[Excerpt from a dataset]
--------------------

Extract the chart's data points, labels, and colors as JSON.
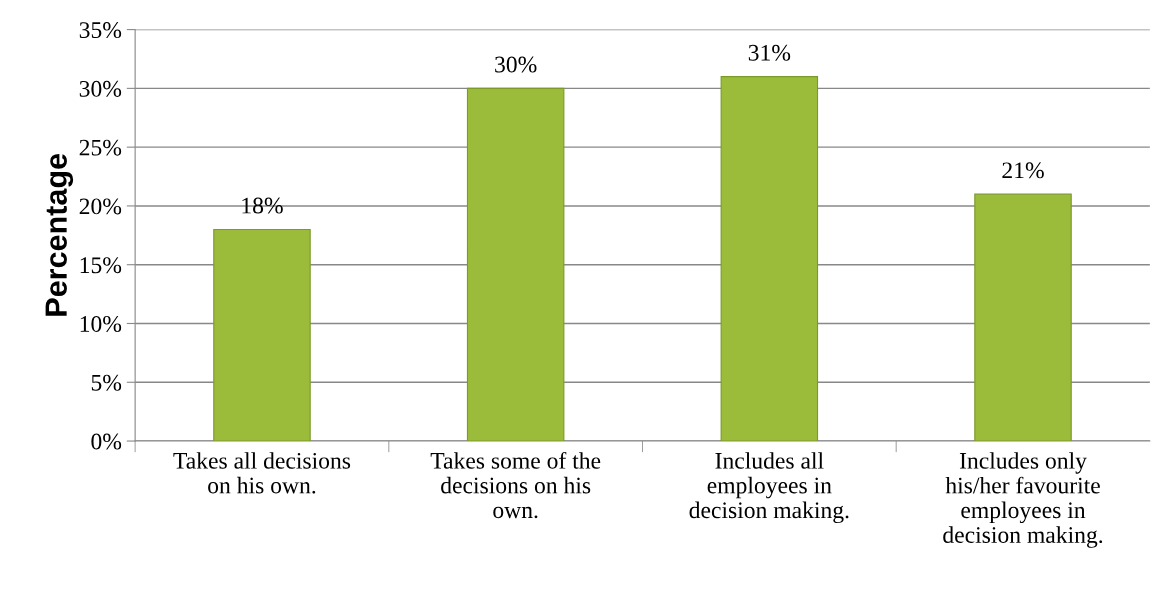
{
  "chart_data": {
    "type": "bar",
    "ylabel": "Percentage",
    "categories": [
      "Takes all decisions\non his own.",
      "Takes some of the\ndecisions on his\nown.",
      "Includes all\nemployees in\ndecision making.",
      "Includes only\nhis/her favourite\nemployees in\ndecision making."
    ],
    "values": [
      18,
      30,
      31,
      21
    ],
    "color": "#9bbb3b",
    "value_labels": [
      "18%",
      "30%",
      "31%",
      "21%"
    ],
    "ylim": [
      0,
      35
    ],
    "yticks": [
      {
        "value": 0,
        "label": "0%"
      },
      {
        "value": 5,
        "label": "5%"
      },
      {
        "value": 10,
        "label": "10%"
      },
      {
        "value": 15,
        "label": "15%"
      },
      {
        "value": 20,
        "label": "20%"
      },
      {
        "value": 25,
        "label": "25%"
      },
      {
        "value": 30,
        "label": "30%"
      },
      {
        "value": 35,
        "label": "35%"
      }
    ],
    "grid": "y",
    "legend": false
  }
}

--------------------

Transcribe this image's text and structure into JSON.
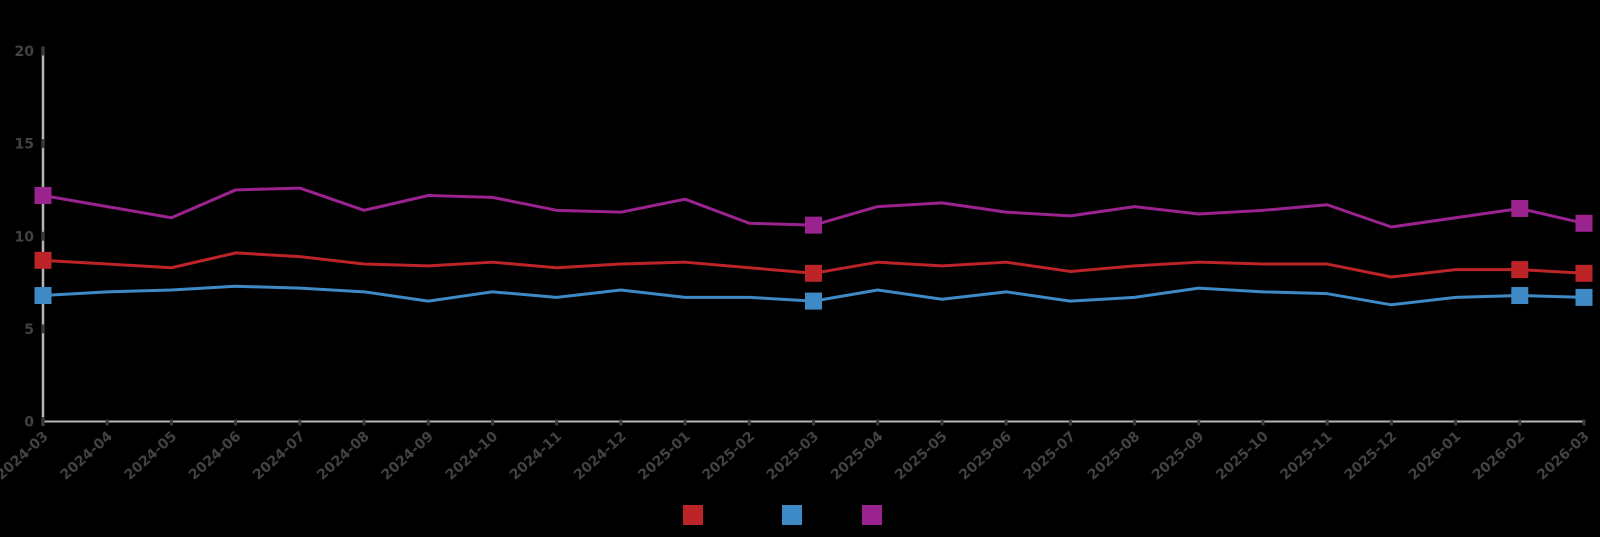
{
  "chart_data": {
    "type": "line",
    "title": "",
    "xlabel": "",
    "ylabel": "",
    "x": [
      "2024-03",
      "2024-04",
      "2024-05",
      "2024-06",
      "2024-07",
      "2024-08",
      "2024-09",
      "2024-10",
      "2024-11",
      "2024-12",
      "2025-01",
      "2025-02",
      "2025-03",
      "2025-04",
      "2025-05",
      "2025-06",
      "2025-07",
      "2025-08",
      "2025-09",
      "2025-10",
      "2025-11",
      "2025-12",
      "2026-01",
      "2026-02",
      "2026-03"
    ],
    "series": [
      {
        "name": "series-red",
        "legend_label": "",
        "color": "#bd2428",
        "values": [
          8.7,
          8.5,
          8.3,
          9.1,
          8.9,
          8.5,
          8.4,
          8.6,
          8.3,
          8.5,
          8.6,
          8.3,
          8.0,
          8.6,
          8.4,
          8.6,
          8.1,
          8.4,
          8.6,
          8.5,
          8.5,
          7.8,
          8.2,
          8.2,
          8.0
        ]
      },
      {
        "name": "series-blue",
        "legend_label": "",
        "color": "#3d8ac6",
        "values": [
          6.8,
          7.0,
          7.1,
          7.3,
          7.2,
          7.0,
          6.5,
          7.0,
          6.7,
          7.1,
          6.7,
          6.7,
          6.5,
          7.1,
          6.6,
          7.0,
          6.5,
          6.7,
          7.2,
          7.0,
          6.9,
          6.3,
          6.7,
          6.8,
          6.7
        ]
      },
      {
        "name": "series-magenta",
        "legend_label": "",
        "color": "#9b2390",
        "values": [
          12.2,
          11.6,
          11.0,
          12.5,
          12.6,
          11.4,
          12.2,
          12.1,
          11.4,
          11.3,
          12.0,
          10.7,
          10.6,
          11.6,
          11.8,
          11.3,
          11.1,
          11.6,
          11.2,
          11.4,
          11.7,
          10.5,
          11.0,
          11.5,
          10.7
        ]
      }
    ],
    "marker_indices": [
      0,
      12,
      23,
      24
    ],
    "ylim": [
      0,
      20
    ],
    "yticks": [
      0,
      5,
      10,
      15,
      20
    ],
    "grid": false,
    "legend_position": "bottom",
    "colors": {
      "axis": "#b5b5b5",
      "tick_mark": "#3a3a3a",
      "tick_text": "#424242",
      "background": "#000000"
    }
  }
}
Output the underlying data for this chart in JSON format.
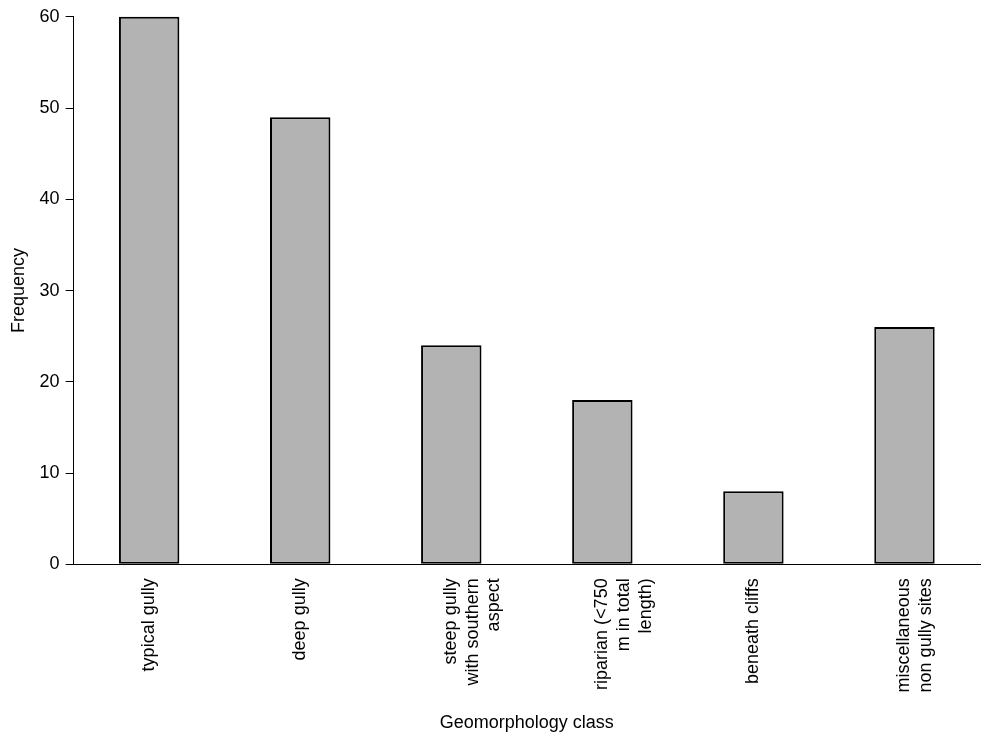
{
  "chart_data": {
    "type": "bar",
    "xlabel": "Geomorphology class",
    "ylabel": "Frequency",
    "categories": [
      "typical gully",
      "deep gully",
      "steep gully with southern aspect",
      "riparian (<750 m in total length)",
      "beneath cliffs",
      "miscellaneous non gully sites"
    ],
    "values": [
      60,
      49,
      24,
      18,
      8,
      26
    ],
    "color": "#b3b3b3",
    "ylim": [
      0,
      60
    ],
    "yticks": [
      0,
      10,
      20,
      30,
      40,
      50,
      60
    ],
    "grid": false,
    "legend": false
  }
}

--------------------

Set problem
Identify the lines that hold the word "name". Copy every one of them.

Completed exercise
        "name": "series-red",
        "name": "series-blue",
        "name": "series-magenta",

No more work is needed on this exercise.